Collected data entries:
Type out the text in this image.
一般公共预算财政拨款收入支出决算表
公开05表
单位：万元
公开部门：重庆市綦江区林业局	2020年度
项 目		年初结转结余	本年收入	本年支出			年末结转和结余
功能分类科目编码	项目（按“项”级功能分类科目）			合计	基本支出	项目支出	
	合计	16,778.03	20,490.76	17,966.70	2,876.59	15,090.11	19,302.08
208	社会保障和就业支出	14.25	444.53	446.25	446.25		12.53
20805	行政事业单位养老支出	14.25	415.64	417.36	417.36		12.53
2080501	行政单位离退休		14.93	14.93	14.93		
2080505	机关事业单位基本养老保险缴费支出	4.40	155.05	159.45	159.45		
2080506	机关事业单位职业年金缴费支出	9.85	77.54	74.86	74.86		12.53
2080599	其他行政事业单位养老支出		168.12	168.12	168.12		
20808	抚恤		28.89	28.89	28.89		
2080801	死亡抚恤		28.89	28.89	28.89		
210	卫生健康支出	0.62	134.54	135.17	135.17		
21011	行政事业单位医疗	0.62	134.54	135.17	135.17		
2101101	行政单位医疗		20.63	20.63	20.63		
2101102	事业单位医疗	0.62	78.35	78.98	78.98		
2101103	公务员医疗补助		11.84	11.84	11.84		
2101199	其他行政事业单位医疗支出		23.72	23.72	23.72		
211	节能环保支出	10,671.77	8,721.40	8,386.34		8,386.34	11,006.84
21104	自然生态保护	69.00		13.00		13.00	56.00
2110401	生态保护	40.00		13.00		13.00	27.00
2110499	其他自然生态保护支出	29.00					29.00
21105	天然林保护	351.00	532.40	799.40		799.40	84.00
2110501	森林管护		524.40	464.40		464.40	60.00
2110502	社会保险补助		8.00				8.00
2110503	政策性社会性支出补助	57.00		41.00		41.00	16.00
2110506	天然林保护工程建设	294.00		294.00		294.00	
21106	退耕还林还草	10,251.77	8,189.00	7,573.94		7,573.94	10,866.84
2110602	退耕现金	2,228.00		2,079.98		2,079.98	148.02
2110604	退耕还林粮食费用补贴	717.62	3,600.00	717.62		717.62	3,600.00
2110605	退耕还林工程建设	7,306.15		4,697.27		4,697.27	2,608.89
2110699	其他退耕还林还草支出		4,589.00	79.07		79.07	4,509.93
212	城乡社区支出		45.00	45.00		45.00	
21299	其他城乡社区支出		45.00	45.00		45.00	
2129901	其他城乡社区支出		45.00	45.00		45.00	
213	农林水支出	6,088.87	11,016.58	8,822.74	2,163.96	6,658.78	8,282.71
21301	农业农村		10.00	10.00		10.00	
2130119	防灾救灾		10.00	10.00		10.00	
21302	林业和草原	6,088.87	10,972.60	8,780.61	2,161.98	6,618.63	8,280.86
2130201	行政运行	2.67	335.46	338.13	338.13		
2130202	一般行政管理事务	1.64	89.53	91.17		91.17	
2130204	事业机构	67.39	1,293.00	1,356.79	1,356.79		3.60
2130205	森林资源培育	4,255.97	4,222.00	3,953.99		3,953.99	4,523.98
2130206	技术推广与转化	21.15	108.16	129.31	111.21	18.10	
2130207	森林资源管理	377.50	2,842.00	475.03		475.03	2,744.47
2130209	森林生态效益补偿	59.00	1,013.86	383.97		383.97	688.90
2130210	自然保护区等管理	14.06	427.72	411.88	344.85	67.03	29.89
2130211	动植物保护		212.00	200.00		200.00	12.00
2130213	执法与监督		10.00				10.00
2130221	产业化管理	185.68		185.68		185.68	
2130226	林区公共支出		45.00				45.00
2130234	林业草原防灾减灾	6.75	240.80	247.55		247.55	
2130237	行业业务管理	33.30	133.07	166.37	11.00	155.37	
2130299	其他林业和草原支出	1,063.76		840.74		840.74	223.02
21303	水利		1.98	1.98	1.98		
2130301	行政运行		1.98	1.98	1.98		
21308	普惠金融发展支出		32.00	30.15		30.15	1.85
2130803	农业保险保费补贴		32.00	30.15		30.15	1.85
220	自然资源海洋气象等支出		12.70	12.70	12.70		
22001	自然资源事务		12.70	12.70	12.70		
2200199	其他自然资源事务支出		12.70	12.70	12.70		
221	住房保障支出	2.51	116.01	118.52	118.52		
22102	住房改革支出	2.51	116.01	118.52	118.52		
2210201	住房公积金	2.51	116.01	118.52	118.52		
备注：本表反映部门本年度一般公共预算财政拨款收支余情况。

The problem: All of the data must be returned exactly.

Response to the exercise:
Type out the text in this image.
一般公共预算财政拨款收入支出决算表
公开05表
单位：万元
公开部门：重庆市綦江区林业局	2020年度
项 目		年初结转结余	本年收入	本年支出			年末结转和结余
功能分类科目编码	项目（按“项”级功能分类科目）			合计	基本支出	项目支出	
	合计	16,778.03	20,490.76	17,966.70	2,876.59	15,090.11	19,302.08
208	社会保障和就业支出	14.25	444.53	446.25	446.25		12.53
20805	行政事业单位养老支出	14.25	415.64	417.36	417.36		12.53
2080501	行政单位离退休		14.93	14.93	14.93		
2080505	机关事业单位基本养老保险缴费支出	4.40	155.05	159.45	159.45		
2080506	机关事业单位职业年金缴费支出	9.85	77.54	74.86	74.86		12.53
2080599	其他行政事业单位养老支出		168.12	168.12	168.12		
20808	抚恤		28.89	28.89	28.89		
2080801	死亡抚恤		28.89	28.89	28.89		
210	卫生健康支出	0.62	134.54	135.17	135.17		
21011	行政事业单位医疗	0.62	134.54	135.17	135.17		
2101101	行政单位医疗		20.63	20.63	20.63		
2101102	事业单位医疗	0.62	78.35	78.98	78.98		
2101103	公务员医疗补助		11.84	11.84	11.84		
2101199	其他行政事业单位医疗支出		23.72	23.72	23.72		
211	节能环保支出	10,671.77	8,721.40	8,386.34		8,386.34	11,006.84
21104	自然生态保护	69.00		13.00		13.00	56.00
2110401	生态保护	40.00		13.00		13.00	27.00
2110499	其他自然生态保护支出	29.00					29.00
21105	天然林保护	351.00	532.40	799.40		799.40	84.00
2110501	森林管护		524.40	464.40		464.40	60.00
2110502	社会保险补助		8.00				8.00
2110503	政策性社会性支出补助	57.00		41.00		41.00	16.00
2110506	天然林保护工程建设	294.00		294.00		294.00	
21106	退耕还林还草	10,251.77	8,189.00	7,573.94		7,573.94	10,866.84
2110602	退耕现金	2,228.00		2,079.98		2,079.98	148.02
2110604	退耕还林粮食费用补贴	717.62	3,600.00	717.62		717.62	3,600.00
2110605	退耕还林工程建设	7,306.15		4,697.27		4,697.27	2,608.89
2110699	其他退耕还林还草支出		4,589.00	79.07		79.07	4,509.93
212	城乡社区支出		45.00	45.00		45.00	
21299	其他城乡社区支出		45.00	45.00		45.00	
2129901	其他城乡社区支出		45.00	45.00		45.00	
213	农林水支出	6,088.87	11,016.58	8,822.74	2,163.96	6,658.78	8,282.71
21301	农业农村		10.00	10.00		10.00	
2130119	防灾救灾		10.00	10.00		10.00	
21302	林业和草原	6,088.87	10,972.60	8,780.61	2,161.98	6,618.63	8,280.86
2130201	行政运行	2.67	335.46	338.13	338.13		
2130202	一般行政管理事务	1.64	89.53	91.17		91.17	
2130204	事业机构	67.39	1,293.00	1,356.79	1,356.79		3.60
2130205	森林资源培育	4,255.97	4,222.00	3,953.99		3,953.99	4,523.98
2130206	技术推广与转化	21.15	108.16	129.31	111.21	18.10	
2130207	森林资源管理	377.50	2,842.00	475.03		475.03	2,744.47
2130209	森林生态效益补偿	59.00	1,013.86	383.97		383.97	688.90
2130210	自然保护区等管理	14.06	427.72	411.88	344.85	67.03	29.89
2130211	动植物保护		212.00	200.00		200.00	12.00
2130213	执法与监督		10.00				10.00
2130221	产业化管理	185.68		185.68		185.68	
2130226	林区公共支出		45.00				45.00
2130234	林业草原防灾减灾	6.75	240.80	247.55		247.55	
2130237	行业业务管理	33.30	133.07	166.37	11.00	155.37	
2130299	其他林业和草原支出	1,063.76		840.74		840.74	223.02
21303	水利		1.98	1.98	1.98		
2130301	行政运行		1.98	1.98	1.98		
21308	普惠金融发展支出		32.00	30.15		30.15	1.85
2130803	农业保险保费补贴		32.00	30.15		30.15	1.85
220	自然资源海洋气象等支出		12.70	12.70	12.70		
22001	自然资源事务		12.70	12.70	12.70		
2200199	其他自然资源事务支出		12.70	12.70	12.70		
221	住房保障支出	2.51	116.01	118.52	118.52		
22102	住房改革支出	2.51	116.01	118.52	118.52		
2210201	住房公积金	2.51	116.01	118.52	118.52		
备注：本表反映部门本年度一般公共预算财政拨款收支余情况。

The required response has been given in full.